Data supplied Block Start

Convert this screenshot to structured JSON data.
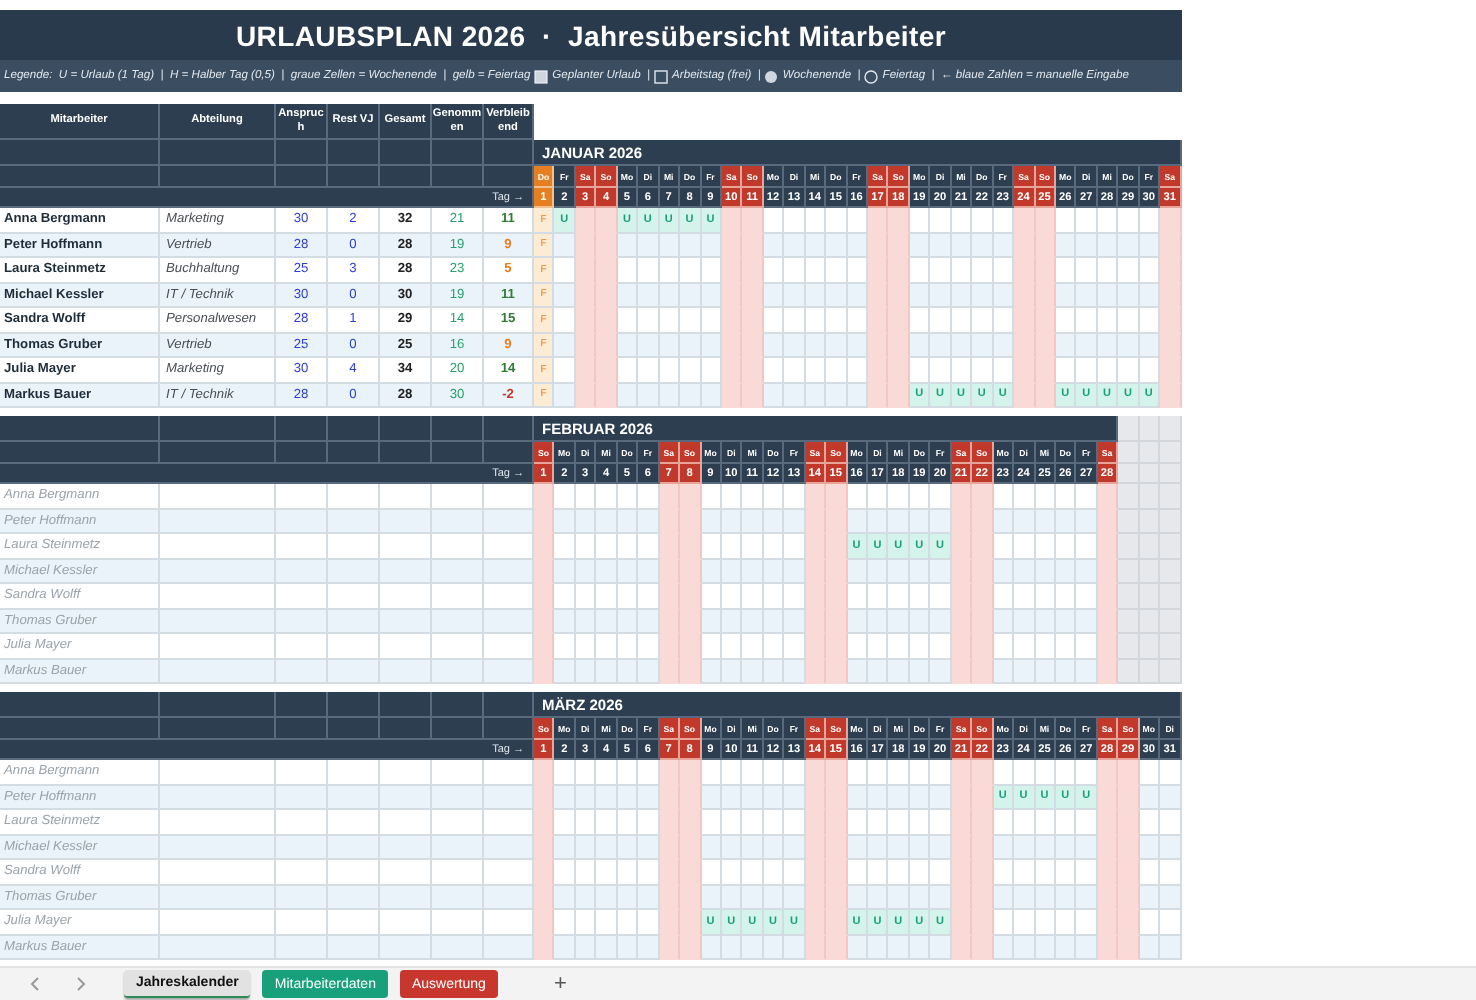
{
  "title": "URLAUBSPLAN 2026  ·  Jahresübersicht Mitarbeiter",
  "legend": [
    {
      "kind": "text",
      "text": "Legende:  U = Urlaub (1 Tag)  |  H = Halber Tag (0,5)  |  graue Zellen = Wochenende  |  gelb = Feiertag"
    },
    {
      "kind": "filled-square"
    },
    {
      "kind": "text",
      "text": "Geplanter Urlaub  |"
    },
    {
      "kind": "square"
    },
    {
      "kind": "text",
      "text": "Arbeitstag (frei)  |"
    },
    {
      "kind": "filled-circle"
    },
    {
      "kind": "text",
      "text": "Wochenende  |"
    },
    {
      "kind": "circle"
    },
    {
      "kind": "text",
      "text": "Feiertag  |  ← blaue Zahlen = manuelle Eingabe"
    }
  ],
  "columns": [
    "Mitarbeiter",
    "Abteilung",
    "Anspruch",
    "Rest VJ",
    "Gesamt",
    "Genommen",
    "Verbleibend"
  ],
  "months": [
    {
      "title": "JANUAR 2026",
      "day_row_label": "Tag →",
      "days": [
        {
          "weekday": "Do",
          "date": "1",
          "kind": "holiday"
        },
        {
          "weekday": "Fr",
          "date": "2",
          "kind": "workday"
        },
        {
          "weekday": "Sa",
          "date": "3",
          "kind": "weekend"
        },
        {
          "weekday": "So",
          "date": "4",
          "kind": "weekend"
        },
        {
          "weekday": "Mo",
          "date": "5",
          "kind": "workday"
        },
        {
          "weekday": "Di",
          "date": "6",
          "kind": "workday"
        },
        {
          "weekday": "Mi",
          "date": "7",
          "kind": "workday"
        },
        {
          "weekday": "Do",
          "date": "8",
          "kind": "workday"
        },
        {
          "weekday": "Fr",
          "date": "9",
          "kind": "workday"
        },
        {
          "weekday": "Sa",
          "date": "10",
          "kind": "weekend"
        },
        {
          "weekday": "So",
          "date": "11",
          "kind": "weekend"
        },
        {
          "weekday": "Mo",
          "date": "12",
          "kind": "workday"
        },
        {
          "weekday": "Di",
          "date": "13",
          "kind": "workday"
        },
        {
          "weekday": "Mi",
          "date": "14",
          "kind": "workday"
        },
        {
          "weekday": "Do",
          "date": "15",
          "kind": "workday"
        },
        {
          "weekday": "Fr",
          "date": "16",
          "kind": "workday"
        },
        {
          "weekday": "Sa",
          "date": "17",
          "kind": "weekend"
        },
        {
          "weekday": "So",
          "date": "18",
          "kind": "weekend"
        },
        {
          "weekday": "Mo",
          "date": "19",
          "kind": "workday"
        },
        {
          "weekday": "Di",
          "date": "20",
          "kind": "workday"
        },
        {
          "weekday": "Mi",
          "date": "21",
          "kind": "workday"
        },
        {
          "weekday": "Do",
          "date": "22",
          "kind": "workday"
        },
        {
          "weekday": "Fr",
          "date": "23",
          "kind": "workday"
        },
        {
          "weekday": "Sa",
          "date": "24",
          "kind": "weekend"
        },
        {
          "weekday": "So",
          "date": "25",
          "kind": "weekend"
        },
        {
          "weekday": "Mo",
          "date": "26",
          "kind": "workday"
        },
        {
          "weekday": "Di",
          "date": "27",
          "kind": "workday"
        },
        {
          "weekday": "Mi",
          "date": "28",
          "kind": "workday"
        },
        {
          "weekday": "Do",
          "date": "29",
          "kind": "workday"
        },
        {
          "weekday": "Fr",
          "date": "30",
          "kind": "workday"
        },
        {
          "weekday": "Sa",
          "date": "31",
          "kind": "weekend"
        }
      ],
      "rows": [
        {
          "name": "Anna Bergmann",
          "muted": false,
          "department": "Marketing",
          "entitlement": "30",
          "carryover": "2",
          "total": "32",
          "taken": "21",
          "remaining": {
            "text": "11",
            "color": "#2e7d32"
          },
          "cells": [
            "F",
            "U",
            null,
            null,
            "U",
            "U",
            "U",
            "U",
            "U",
            null,
            null,
            null,
            null,
            null,
            null,
            null,
            null,
            null,
            null,
            null,
            null,
            null,
            null,
            null,
            null,
            null,
            null,
            null,
            null,
            null,
            null
          ]
        },
        {
          "name": "Peter Hoffmann",
          "muted": false,
          "department": "Vertrieb",
          "entitlement": "28",
          "carryover": "0",
          "total": "28",
          "taken": "19",
          "remaining": {
            "text": "9",
            "color": "#e67e22"
          },
          "cells": [
            "F",
            null,
            null,
            null,
            null,
            null,
            null,
            null,
            null,
            null,
            null,
            null,
            null,
            null,
            null,
            null,
            null,
            null,
            null,
            null,
            null,
            null,
            null,
            null,
            null,
            null,
            null,
            null,
            null,
            null,
            null
          ]
        },
        {
          "name": "Laura Steinmetz",
          "muted": false,
          "department": "Buchhaltung",
          "entitlement": "25",
          "carryover": "3",
          "total": "28",
          "taken": "23",
          "remaining": {
            "text": "5",
            "color": "#e67e22"
          },
          "cells": [
            "F",
            null,
            null,
            null,
            null,
            null,
            null,
            null,
            null,
            null,
            null,
            null,
            null,
            null,
            null,
            null,
            null,
            null,
            null,
            null,
            null,
            null,
            null,
            null,
            null,
            null,
            null,
            null,
            null,
            null,
            null
          ]
        },
        {
          "name": "Michael Kessler",
          "muted": false,
          "department": "IT / Technik",
          "entitlement": "30",
          "carryover": "0",
          "total": "30",
          "taken": "19",
          "remaining": {
            "text": "11",
            "color": "#2e7d32"
          },
          "cells": [
            "F",
            null,
            null,
            null,
            null,
            null,
            null,
            null,
            null,
            null,
            null,
            null,
            null,
            null,
            null,
            null,
            null,
            null,
            null,
            null,
            null,
            null,
            null,
            null,
            null,
            null,
            null,
            null,
            null,
            null,
            null
          ]
        },
        {
          "name": "Sandra Wolff",
          "muted": false,
          "department": "Personalwesen",
          "entitlement": "28",
          "carryover": "1",
          "total": "29",
          "taken": "14",
          "remaining": {
            "text": "15",
            "color": "#2e7d32"
          },
          "cells": [
            "F",
            null,
            null,
            null,
            null,
            null,
            null,
            null,
            null,
            null,
            null,
            null,
            null,
            null,
            null,
            null,
            null,
            null,
            null,
            null,
            null,
            null,
            null,
            null,
            null,
            null,
            null,
            null,
            null,
            null,
            null
          ]
        },
        {
          "name": "Thomas Gruber",
          "muted": false,
          "department": "Vertrieb",
          "entitlement": "25",
          "carryover": "0",
          "total": "25",
          "taken": "16",
          "remaining": {
            "text": "9",
            "color": "#e67e22"
          },
          "cells": [
            "F",
            null,
            null,
            null,
            null,
            null,
            null,
            null,
            null,
            null,
            null,
            null,
            null,
            null,
            null,
            null,
            null,
            null,
            null,
            null,
            null,
            null,
            null,
            null,
            null,
            null,
            null,
            null,
            null,
            null,
            null
          ]
        },
        {
          "name": "Julia Mayer",
          "muted": false,
          "department": "Marketing",
          "entitlement": "30",
          "carryover": "4",
          "total": "34",
          "taken": "20",
          "remaining": {
            "text": "14",
            "color": "#2e7d32"
          },
          "cells": [
            "F",
            null,
            null,
            null,
            null,
            null,
            null,
            null,
            null,
            null,
            null,
            null,
            null,
            null,
            null,
            null,
            null,
            null,
            null,
            null,
            null,
            null,
            null,
            null,
            null,
            null,
            null,
            null,
            null,
            null,
            null
          ]
        },
        {
          "name": "Markus Bauer",
          "muted": false,
          "department": "IT / Technik",
          "entitlement": "28",
          "carryover": "0",
          "total": "28",
          "taken": "30",
          "remaining": {
            "text": "-2",
            "color": "#c0392b"
          },
          "cells": [
            "F",
            null,
            null,
            null,
            null,
            null,
            null,
            null,
            null,
            null,
            null,
            null,
            null,
            null,
            null,
            null,
            null,
            null,
            "U",
            "U",
            "U",
            "U",
            "U",
            null,
            null,
            "U",
            "U",
            "U",
            "U",
            "U",
            null
          ]
        }
      ]
    },
    {
      "title": "FEBRUAR 2026",
      "day_row_label": "Tag →",
      "days": [
        {
          "weekday": "So",
          "date": "1",
          "kind": "weekend"
        },
        {
          "weekday": "Mo",
          "date": "2",
          "kind": "workday"
        },
        {
          "weekday": "Di",
          "date": "3",
          "kind": "workday"
        },
        {
          "weekday": "Mi",
          "date": "4",
          "kind": "workday"
        },
        {
          "weekday": "Do",
          "date": "5",
          "kind": "workday"
        },
        {
          "weekday": "Fr",
          "date": "6",
          "kind": "workday"
        },
        {
          "weekday": "Sa",
          "date": "7",
          "kind": "weekend"
        },
        {
          "weekday": "So",
          "date": "8",
          "kind": "weekend"
        },
        {
          "weekday": "Mo",
          "date": "9",
          "kind": "workday"
        },
        {
          "weekday": "Di",
          "date": "10",
          "kind": "workday"
        },
        {
          "weekday": "Mi",
          "date": "11",
          "kind": "workday"
        },
        {
          "weekday": "Do",
          "date": "12",
          "kind": "workday"
        },
        {
          "weekday": "Fr",
          "date": "13",
          "kind": "workday"
        },
        {
          "weekday": "Sa",
          "date": "14",
          "kind": "weekend"
        },
        {
          "weekday": "So",
          "date": "15",
          "kind": "weekend"
        },
        {
          "weekday": "Mo",
          "date": "16",
          "kind": "workday"
        },
        {
          "weekday": "Di",
          "date": "17",
          "kind": "workday"
        },
        {
          "weekday": "Mi",
          "date": "18",
          "kind": "workday"
        },
        {
          "weekday": "Do",
          "date": "19",
          "kind": "workday"
        },
        {
          "weekday": "Fr",
          "date": "20",
          "kind": "workday"
        },
        {
          "weekday": "Sa",
          "date": "21",
          "kind": "weekend"
        },
        {
          "weekday": "So",
          "date": "22",
          "kind": "weekend"
        },
        {
          "weekday": "Mo",
          "date": "23",
          "kind": "workday"
        },
        {
          "weekday": "Di",
          "date": "24",
          "kind": "workday"
        },
        {
          "weekday": "Mi",
          "date": "25",
          "kind": "workday"
        },
        {
          "weekday": "Do",
          "date": "26",
          "kind": "workday"
        },
        {
          "weekday": "Fr",
          "date": "27",
          "kind": "workday"
        },
        {
          "weekday": "Sa",
          "date": "28",
          "kind": "weekend"
        }
      ],
      "rows": [
        {
          "name": "Anna Bergmann",
          "muted": true
        },
        {
          "name": "Peter Hoffmann",
          "muted": true
        },
        {
          "name": "Laura Steinmetz",
          "muted": true,
          "cells": [
            null,
            null,
            null,
            null,
            null,
            null,
            null,
            null,
            null,
            null,
            null,
            null,
            null,
            null,
            null,
            "U",
            "U",
            "U",
            "U",
            "U",
            null,
            null,
            null,
            null,
            null,
            null,
            null,
            null
          ]
        },
        {
          "name": "Michael Kessler",
          "muted": true
        },
        {
          "name": "Sandra Wolff",
          "muted": true
        },
        {
          "name": "Thomas Gruber",
          "muted": true
        },
        {
          "name": "Julia Mayer",
          "muted": true
        },
        {
          "name": "Markus Bauer",
          "muted": true
        }
      ]
    },
    {
      "title": "MÄRZ 2026",
      "day_row_label": "Tag →",
      "days": [
        {
          "weekday": "So",
          "date": "1",
          "kind": "weekend"
        },
        {
          "weekday": "Mo",
          "date": "2",
          "kind": "workday"
        },
        {
          "weekday": "Di",
          "date": "3",
          "kind": "workday"
        },
        {
          "weekday": "Mi",
          "date": "4",
          "kind": "workday"
        },
        {
          "weekday": "Do",
          "date": "5",
          "kind": "workday"
        },
        {
          "weekday": "Fr",
          "date": "6",
          "kind": "workday"
        },
        {
          "weekday": "Sa",
          "date": "7",
          "kind": "weekend"
        },
        {
          "weekday": "So",
          "date": "8",
          "kind": "weekend"
        },
        {
          "weekday": "Mo",
          "date": "9",
          "kind": "workday"
        },
        {
          "weekday": "Di",
          "date": "10",
          "kind": "workday"
        },
        {
          "weekday": "Mi",
          "date": "11",
          "kind": "workday"
        },
        {
          "weekday": "Do",
          "date": "12",
          "kind": "workday"
        },
        {
          "weekday": "Fr",
          "date": "13",
          "kind": "workday"
        },
        {
          "weekday": "Sa",
          "date": "14",
          "kind": "weekend"
        },
        {
          "weekday": "So",
          "date": "15",
          "kind": "weekend"
        },
        {
          "weekday": "Mo",
          "date": "16",
          "kind": "workday"
        },
        {
          "weekday": "Di",
          "date": "17",
          "kind": "workday"
        },
        {
          "weekday": "Mi",
          "date": "18",
          "kind": "workday"
        },
        {
          "weekday": "Do",
          "date": "19",
          "kind": "workday"
        },
        {
          "weekday": "Fr",
          "date": "20",
          "kind": "workday"
        },
        {
          "weekday": "Sa",
          "date": "21",
          "kind": "weekend"
        },
        {
          "weekday": "So",
          "date": "22",
          "kind": "weekend"
        },
        {
          "weekday": "Mo",
          "date": "23",
          "kind": "workday"
        },
        {
          "weekday": "Di",
          "date": "24",
          "kind": "workday"
        },
        {
          "weekday": "Mi",
          "date": "25",
          "kind": "workday"
        },
        {
          "weekday": "Do",
          "date": "26",
          "kind": "workday"
        },
        {
          "weekday": "Fr",
          "date": "27",
          "kind": "workday"
        },
        {
          "weekday": "Sa",
          "date": "28",
          "kind": "weekend"
        },
        {
          "weekday": "So",
          "date": "29",
          "kind": "weekend"
        },
        {
          "weekday": "Mo",
          "date": "30",
          "kind": "workday"
        },
        {
          "weekday": "Di",
          "date": "31",
          "kind": "workday"
        }
      ],
      "rows": [
        {
          "name": "Anna Bergmann",
          "muted": true
        },
        {
          "name": "Peter Hoffmann",
          "muted": true,
          "cells": [
            null,
            null,
            null,
            null,
            null,
            null,
            null,
            null,
            null,
            null,
            null,
            null,
            null,
            null,
            null,
            null,
            null,
            null,
            null,
            null,
            null,
            null,
            "U",
            "U",
            "U",
            "U",
            "U",
            null,
            null,
            null,
            null
          ]
        },
        {
          "name": "Laura Steinmetz",
          "muted": true
        },
        {
          "name": "Michael Kessler",
          "muted": true
        },
        {
          "name": "Sandra Wolff",
          "muted": true
        },
        {
          "name": "Thomas Gruber",
          "muted": true
        },
        {
          "name": "Julia Mayer",
          "muted": true,
          "cells": [
            null,
            null,
            null,
            null,
            null,
            null,
            null,
            null,
            "U",
            "U",
            "U",
            "U",
            "U",
            null,
            null,
            "U",
            "U",
            "U",
            "U",
            "U",
            null,
            null,
            null,
            null,
            null,
            null,
            null,
            null,
            null,
            null,
            null
          ]
        },
        {
          "name": "Markus Bauer",
          "muted": true
        }
      ]
    }
  ],
  "tabs": [
    {
      "label": "Jahreskalender",
      "selected": true,
      "color": "#e2e2e2"
    },
    {
      "label": "Mitarbeiterdaten",
      "selected": false,
      "color": "#17a07a"
    },
    {
      "label": "Auswertung",
      "selected": false,
      "color": "#c8372d"
    }
  ],
  "add_sheet": "+"
}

Data supplied Block End

Using the entries above, state the number of lines that include "taken". Add nothing else.

8